**Request:**
Show only lines that include "document".

(Stored dataset items)
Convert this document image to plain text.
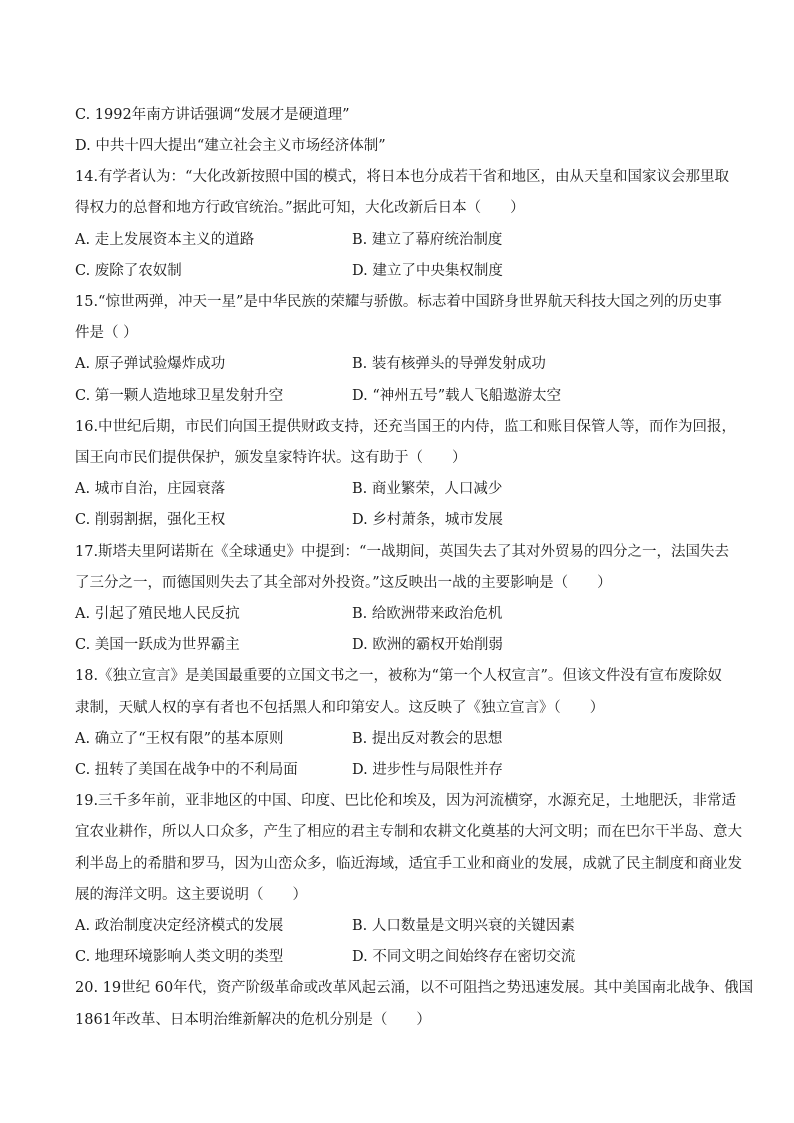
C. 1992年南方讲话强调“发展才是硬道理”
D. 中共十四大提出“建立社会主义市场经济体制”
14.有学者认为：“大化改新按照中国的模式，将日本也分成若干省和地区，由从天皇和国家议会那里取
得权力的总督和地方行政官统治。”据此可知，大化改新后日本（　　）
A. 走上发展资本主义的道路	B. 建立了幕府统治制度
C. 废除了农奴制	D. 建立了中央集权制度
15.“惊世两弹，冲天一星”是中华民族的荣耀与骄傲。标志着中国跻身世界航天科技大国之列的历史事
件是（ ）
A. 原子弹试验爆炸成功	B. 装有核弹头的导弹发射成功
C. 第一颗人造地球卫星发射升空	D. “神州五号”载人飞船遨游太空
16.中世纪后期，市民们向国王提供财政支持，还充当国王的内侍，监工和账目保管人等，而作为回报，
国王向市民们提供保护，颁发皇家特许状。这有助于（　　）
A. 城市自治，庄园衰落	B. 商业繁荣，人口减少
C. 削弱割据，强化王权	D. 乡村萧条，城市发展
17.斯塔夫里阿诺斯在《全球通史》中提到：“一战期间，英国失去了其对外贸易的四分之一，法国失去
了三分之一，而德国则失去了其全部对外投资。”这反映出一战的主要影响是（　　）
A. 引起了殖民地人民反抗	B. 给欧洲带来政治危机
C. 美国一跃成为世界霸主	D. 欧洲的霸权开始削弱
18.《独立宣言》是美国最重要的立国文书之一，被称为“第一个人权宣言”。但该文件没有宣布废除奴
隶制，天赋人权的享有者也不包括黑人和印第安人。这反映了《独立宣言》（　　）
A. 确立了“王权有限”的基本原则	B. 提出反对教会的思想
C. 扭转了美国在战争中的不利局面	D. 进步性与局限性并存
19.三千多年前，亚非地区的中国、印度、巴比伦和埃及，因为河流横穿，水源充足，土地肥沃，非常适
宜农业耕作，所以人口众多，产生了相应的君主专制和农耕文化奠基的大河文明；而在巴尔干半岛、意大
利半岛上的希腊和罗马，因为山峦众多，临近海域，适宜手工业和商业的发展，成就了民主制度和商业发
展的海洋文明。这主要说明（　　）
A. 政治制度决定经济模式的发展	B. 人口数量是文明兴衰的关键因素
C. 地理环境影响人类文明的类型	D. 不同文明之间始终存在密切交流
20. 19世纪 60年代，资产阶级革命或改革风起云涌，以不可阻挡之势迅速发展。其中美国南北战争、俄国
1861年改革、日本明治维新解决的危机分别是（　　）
--
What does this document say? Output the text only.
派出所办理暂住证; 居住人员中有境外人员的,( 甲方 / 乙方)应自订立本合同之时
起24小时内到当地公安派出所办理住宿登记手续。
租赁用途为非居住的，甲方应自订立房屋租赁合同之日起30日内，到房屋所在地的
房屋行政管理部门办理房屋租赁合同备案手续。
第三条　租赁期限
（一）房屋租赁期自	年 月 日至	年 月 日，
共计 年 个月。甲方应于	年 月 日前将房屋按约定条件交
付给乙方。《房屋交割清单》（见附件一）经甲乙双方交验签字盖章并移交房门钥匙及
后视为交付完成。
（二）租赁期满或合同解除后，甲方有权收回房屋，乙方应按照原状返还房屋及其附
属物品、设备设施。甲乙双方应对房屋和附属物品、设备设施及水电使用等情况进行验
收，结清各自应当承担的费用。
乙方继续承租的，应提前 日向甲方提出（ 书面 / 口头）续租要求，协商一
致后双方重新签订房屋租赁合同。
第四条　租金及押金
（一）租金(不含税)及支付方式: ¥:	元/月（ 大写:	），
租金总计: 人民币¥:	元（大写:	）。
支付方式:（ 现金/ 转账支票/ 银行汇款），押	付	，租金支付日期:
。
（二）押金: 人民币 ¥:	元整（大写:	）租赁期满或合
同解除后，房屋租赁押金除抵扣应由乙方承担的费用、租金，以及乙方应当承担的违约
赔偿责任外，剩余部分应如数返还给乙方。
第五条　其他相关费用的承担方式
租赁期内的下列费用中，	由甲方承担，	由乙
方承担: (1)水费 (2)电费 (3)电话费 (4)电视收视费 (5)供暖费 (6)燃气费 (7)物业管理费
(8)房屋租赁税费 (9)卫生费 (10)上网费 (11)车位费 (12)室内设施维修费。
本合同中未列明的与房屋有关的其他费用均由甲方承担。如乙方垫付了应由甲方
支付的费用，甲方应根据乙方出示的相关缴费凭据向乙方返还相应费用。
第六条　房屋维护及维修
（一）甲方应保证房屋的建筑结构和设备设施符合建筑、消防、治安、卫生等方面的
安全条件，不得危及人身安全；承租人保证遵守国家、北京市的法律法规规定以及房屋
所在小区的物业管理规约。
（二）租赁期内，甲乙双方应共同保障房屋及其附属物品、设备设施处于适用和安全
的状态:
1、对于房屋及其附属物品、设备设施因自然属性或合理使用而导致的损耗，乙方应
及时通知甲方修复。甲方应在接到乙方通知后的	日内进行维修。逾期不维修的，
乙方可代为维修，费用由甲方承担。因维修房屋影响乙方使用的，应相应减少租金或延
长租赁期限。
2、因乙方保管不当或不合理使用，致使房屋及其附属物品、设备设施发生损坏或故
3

**Output for this exercise:**
Convert this document image to plain text.
What does this document say? Output the text only.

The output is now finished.